# start of Records provided

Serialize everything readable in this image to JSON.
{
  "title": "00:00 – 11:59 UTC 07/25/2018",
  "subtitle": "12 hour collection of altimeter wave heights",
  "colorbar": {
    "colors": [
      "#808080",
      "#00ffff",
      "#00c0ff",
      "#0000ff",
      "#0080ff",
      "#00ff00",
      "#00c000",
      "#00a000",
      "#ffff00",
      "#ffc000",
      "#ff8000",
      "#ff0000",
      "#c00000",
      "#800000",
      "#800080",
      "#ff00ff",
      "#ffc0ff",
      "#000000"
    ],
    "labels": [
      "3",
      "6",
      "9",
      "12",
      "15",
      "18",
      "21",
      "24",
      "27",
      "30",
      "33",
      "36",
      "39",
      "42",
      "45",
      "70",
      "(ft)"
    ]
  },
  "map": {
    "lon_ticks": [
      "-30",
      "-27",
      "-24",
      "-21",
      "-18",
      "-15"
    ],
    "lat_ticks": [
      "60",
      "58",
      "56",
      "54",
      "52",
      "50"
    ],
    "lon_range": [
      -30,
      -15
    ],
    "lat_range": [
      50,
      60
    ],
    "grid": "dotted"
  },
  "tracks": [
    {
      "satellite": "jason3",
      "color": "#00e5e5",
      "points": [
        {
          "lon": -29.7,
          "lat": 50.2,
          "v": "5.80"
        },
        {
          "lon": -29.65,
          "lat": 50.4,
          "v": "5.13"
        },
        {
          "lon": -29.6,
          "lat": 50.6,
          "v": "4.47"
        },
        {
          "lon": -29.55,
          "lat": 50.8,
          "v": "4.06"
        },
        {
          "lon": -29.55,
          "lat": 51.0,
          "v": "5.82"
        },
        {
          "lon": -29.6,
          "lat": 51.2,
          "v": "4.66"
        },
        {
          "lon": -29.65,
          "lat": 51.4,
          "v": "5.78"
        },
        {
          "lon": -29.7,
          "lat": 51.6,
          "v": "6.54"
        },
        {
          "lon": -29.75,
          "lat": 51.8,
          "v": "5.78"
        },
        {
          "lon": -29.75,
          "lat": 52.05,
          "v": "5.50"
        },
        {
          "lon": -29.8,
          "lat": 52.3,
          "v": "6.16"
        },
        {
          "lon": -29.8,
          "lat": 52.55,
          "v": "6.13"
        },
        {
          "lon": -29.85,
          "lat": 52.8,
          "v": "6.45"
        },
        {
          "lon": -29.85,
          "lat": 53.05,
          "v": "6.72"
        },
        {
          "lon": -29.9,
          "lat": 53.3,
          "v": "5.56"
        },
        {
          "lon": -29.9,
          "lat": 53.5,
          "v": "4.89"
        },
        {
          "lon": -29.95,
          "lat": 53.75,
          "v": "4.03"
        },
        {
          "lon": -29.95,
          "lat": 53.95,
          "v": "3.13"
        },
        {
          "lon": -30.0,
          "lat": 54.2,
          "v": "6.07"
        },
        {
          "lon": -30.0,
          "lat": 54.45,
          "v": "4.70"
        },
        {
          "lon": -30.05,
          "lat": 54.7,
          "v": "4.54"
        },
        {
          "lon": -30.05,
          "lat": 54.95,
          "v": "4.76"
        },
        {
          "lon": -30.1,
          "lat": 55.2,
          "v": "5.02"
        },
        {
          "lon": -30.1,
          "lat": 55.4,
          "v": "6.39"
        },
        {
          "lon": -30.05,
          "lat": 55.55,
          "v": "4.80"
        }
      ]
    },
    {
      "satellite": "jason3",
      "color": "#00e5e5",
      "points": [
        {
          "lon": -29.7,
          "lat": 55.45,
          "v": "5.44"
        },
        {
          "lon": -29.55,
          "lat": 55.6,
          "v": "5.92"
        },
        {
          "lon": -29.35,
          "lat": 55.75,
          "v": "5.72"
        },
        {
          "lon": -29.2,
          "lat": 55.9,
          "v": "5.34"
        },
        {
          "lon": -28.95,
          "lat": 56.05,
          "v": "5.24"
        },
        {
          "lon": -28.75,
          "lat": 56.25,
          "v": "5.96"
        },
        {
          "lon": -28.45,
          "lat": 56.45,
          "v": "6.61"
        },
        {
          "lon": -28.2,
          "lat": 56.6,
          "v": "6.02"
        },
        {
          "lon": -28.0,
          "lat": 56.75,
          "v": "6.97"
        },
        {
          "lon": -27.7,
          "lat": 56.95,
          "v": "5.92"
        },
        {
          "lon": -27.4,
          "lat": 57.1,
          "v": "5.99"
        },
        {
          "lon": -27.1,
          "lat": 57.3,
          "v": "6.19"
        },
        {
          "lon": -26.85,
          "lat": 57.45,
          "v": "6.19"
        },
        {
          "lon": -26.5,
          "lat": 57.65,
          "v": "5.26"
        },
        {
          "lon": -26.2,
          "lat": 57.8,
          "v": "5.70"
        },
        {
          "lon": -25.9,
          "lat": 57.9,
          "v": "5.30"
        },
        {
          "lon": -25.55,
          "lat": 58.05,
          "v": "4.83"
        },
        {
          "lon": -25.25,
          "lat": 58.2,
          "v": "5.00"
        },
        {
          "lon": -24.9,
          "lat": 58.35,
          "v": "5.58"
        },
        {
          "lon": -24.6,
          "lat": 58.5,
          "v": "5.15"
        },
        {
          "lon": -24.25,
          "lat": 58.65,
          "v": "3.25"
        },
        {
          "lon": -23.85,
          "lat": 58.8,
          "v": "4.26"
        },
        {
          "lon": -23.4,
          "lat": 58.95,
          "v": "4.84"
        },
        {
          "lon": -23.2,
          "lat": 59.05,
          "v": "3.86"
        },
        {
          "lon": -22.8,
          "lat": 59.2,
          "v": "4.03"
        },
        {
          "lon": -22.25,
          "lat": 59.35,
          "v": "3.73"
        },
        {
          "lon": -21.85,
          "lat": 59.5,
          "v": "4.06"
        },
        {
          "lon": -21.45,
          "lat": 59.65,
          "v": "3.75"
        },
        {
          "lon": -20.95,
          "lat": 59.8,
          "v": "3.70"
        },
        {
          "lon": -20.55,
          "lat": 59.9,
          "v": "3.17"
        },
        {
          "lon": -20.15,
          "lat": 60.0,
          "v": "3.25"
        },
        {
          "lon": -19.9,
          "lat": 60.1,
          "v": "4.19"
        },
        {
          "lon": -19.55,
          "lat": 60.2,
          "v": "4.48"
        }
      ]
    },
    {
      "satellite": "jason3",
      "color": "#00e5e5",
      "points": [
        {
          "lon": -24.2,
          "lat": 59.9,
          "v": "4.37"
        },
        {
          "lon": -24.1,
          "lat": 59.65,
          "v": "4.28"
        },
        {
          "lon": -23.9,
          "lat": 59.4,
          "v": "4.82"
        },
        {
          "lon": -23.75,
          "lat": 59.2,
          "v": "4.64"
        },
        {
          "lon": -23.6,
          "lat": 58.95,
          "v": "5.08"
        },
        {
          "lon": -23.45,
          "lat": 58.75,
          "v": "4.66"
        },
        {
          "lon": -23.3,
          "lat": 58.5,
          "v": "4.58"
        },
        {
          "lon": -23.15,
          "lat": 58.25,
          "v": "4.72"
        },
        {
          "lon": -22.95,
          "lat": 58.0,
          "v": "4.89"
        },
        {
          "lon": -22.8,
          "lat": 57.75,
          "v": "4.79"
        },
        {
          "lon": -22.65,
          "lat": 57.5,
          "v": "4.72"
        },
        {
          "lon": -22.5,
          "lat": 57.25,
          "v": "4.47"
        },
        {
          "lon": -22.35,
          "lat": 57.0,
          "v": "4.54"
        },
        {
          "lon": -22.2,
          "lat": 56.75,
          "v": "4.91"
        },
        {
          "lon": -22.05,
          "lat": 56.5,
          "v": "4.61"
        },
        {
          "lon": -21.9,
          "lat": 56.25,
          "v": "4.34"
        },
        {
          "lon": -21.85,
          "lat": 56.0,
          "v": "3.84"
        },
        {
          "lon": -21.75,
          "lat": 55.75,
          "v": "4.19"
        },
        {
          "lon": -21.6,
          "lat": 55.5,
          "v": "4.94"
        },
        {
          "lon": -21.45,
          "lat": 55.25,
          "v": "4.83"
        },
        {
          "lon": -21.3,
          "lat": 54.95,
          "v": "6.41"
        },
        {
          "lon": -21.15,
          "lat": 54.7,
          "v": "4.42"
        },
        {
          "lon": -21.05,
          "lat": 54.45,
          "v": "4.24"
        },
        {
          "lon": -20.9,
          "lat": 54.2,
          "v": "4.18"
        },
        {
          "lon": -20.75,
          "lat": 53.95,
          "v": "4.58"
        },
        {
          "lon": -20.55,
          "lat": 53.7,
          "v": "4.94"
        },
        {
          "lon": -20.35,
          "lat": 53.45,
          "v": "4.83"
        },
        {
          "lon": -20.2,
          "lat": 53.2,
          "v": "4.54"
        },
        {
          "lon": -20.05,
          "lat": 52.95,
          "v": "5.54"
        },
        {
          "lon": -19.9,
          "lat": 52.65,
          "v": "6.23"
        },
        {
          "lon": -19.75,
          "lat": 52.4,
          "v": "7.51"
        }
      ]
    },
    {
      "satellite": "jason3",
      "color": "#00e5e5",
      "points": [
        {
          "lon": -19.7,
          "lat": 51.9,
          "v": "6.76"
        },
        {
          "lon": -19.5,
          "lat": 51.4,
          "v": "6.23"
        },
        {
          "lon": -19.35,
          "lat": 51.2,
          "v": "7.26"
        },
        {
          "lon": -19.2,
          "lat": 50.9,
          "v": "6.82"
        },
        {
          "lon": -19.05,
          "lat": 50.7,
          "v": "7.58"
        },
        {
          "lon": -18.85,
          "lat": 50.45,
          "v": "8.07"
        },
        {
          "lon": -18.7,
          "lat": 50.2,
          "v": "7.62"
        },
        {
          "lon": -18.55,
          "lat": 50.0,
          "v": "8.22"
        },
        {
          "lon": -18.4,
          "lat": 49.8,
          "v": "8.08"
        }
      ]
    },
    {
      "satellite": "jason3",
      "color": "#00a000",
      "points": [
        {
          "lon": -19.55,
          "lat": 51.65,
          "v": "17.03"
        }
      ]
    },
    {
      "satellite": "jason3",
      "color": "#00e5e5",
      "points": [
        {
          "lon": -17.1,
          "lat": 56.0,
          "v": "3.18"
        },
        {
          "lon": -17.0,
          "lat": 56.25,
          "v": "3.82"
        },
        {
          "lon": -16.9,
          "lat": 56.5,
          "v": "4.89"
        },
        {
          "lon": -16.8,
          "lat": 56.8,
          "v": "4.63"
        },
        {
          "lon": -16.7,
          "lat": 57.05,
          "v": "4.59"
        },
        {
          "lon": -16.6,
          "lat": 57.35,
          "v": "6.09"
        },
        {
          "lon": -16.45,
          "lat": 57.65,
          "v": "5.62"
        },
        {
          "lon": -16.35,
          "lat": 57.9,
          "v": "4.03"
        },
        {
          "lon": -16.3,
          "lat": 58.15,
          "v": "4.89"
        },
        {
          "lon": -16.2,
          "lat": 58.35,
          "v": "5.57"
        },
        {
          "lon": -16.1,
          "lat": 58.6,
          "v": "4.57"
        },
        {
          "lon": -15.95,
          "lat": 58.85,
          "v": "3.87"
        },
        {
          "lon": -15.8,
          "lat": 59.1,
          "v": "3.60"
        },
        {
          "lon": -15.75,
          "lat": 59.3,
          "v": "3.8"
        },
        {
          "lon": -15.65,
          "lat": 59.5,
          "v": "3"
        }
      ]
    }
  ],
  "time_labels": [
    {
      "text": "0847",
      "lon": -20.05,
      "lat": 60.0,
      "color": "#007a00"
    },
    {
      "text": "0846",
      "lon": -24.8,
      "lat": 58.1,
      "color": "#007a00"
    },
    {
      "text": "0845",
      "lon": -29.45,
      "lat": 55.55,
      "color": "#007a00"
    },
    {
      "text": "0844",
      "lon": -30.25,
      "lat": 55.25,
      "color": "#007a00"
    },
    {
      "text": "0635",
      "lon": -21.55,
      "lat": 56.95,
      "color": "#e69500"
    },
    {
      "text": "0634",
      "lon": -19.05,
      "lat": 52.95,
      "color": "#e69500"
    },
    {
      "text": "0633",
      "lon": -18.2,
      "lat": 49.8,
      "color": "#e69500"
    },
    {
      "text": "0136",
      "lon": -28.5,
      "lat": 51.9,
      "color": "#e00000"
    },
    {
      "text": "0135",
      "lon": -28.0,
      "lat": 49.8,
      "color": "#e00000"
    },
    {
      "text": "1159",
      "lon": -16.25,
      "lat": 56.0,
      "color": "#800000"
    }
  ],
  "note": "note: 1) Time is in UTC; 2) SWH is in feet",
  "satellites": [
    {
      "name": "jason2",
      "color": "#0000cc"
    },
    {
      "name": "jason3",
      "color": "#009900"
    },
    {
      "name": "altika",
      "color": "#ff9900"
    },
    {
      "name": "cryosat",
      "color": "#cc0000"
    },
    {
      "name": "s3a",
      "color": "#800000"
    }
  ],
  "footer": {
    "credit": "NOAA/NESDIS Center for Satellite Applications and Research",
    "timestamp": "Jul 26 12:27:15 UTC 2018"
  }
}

# end of Records provided

Exercise details: Only a number is wanted: how many lines of the material include the word "text".

Correct answer: 10